### Given problem
Pull out all lines from the listing below in which the word "involved" appears.

### Input
▼
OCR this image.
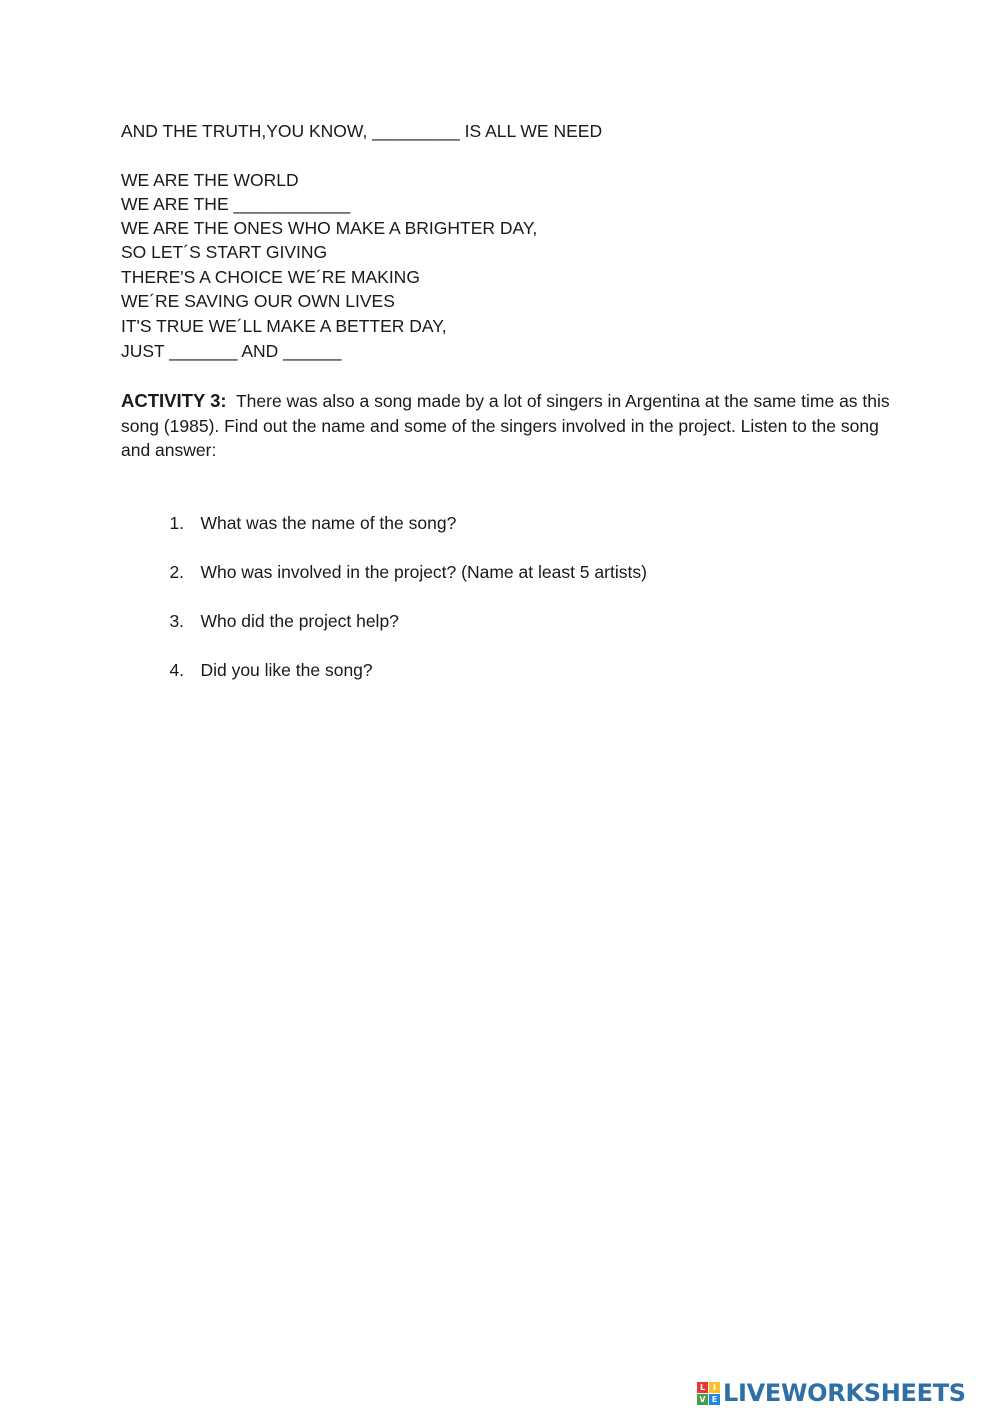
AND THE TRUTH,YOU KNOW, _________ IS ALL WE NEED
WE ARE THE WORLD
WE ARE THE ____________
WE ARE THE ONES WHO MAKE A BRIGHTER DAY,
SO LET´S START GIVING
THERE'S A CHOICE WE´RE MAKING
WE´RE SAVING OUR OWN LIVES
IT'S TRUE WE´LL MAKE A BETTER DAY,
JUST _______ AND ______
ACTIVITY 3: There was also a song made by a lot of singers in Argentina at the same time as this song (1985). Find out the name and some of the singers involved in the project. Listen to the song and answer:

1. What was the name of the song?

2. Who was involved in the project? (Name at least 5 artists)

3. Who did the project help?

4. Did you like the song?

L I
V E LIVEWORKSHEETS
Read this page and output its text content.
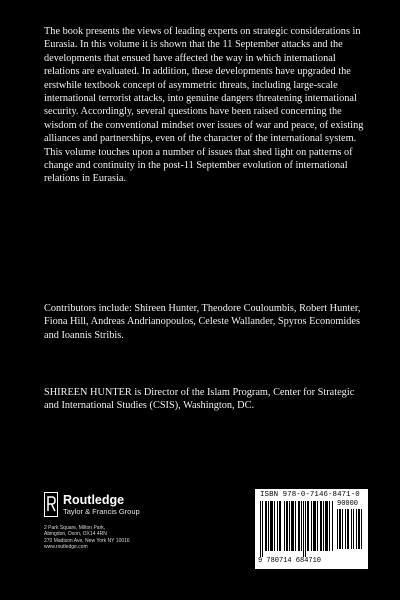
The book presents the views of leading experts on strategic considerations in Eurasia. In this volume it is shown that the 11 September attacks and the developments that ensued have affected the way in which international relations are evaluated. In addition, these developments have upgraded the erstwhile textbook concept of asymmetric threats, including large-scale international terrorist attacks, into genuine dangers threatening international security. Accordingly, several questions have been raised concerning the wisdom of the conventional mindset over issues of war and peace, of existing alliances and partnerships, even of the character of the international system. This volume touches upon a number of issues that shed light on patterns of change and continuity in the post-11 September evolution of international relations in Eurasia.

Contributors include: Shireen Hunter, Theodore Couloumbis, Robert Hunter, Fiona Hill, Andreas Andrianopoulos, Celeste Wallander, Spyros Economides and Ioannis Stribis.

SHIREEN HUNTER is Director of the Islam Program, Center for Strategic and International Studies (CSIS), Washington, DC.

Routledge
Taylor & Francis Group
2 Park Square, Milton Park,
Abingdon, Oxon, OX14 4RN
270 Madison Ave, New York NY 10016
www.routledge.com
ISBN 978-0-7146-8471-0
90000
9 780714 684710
▲
▼
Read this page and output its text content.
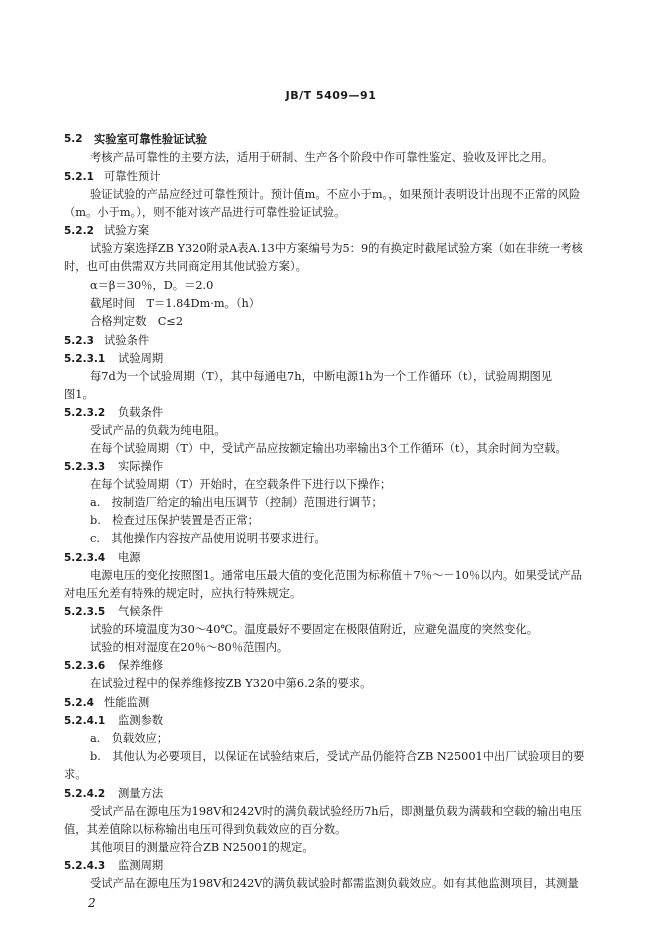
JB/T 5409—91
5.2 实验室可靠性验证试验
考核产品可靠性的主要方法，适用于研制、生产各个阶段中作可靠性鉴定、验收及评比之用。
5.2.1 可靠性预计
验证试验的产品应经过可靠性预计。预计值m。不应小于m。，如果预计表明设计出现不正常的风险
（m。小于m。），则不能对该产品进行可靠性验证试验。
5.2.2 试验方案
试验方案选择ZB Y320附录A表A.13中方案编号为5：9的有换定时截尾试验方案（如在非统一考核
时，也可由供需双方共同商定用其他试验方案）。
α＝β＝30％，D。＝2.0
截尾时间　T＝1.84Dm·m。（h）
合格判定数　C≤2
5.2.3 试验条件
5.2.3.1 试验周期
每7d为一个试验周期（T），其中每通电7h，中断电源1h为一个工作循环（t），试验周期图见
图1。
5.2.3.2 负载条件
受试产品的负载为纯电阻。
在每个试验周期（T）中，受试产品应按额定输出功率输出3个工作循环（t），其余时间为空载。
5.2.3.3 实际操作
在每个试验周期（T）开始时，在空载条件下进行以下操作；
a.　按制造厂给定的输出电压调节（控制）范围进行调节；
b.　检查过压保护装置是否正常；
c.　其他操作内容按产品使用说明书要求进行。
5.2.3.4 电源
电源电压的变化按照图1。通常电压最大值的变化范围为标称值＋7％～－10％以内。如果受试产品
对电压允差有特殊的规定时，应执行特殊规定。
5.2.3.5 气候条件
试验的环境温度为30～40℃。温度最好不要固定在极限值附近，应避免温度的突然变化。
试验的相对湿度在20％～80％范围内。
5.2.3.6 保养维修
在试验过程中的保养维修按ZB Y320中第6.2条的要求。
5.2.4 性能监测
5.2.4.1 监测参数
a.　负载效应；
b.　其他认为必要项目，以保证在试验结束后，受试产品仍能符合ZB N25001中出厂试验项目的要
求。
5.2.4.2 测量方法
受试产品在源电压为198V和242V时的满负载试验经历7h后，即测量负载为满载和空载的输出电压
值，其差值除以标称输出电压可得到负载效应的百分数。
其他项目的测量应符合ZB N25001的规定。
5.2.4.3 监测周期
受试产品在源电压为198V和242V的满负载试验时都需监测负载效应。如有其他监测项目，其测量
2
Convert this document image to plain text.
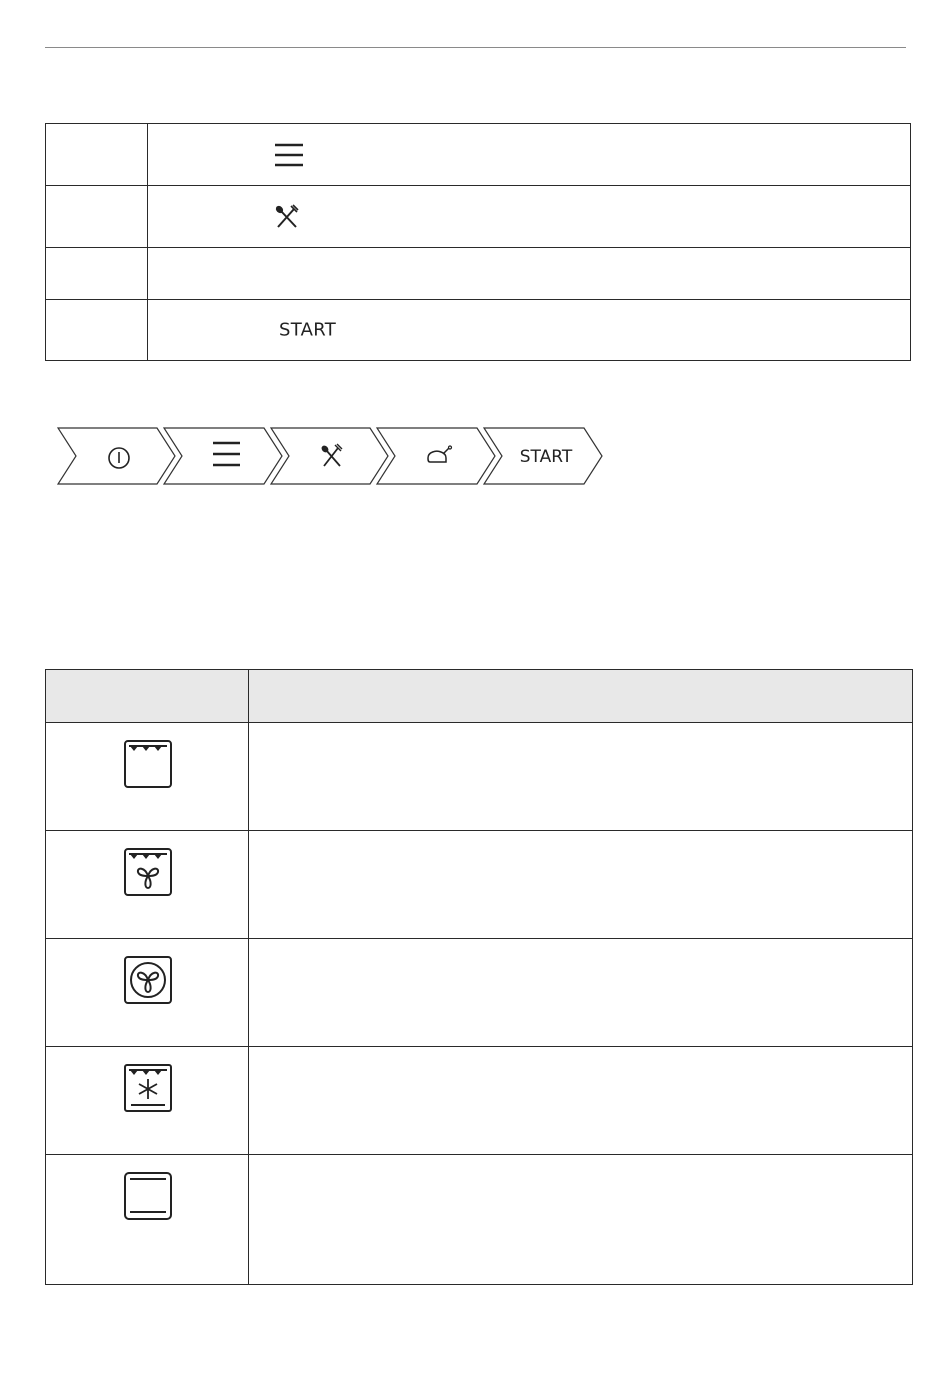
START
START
▲
▼
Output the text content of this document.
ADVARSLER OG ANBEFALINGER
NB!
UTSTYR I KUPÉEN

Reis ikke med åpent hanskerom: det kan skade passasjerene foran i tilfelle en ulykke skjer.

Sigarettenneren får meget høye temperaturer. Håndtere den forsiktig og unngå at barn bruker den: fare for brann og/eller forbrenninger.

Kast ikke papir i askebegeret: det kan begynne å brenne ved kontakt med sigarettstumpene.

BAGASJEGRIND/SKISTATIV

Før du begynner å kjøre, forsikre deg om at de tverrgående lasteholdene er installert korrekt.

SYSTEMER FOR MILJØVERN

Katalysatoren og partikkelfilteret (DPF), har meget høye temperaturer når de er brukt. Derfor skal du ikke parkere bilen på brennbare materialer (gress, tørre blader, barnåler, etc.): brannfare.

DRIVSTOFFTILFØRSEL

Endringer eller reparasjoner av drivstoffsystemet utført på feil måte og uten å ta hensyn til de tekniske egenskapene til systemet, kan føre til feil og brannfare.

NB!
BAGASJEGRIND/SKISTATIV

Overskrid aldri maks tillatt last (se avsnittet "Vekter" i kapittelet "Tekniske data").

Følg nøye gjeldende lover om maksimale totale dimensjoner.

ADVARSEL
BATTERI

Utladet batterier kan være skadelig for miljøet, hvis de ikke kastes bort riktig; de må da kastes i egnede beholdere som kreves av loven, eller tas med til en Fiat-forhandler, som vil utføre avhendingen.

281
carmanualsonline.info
▲
### Answer for the task
ACTIVITY 3: There was also a song made by a lot of singers in Argentina at the same time as this song (1985). Find out the name and some of the singers involved in the project. Listen to the song and answer:
2. Who was involved in the project? (Name at least 5 artists)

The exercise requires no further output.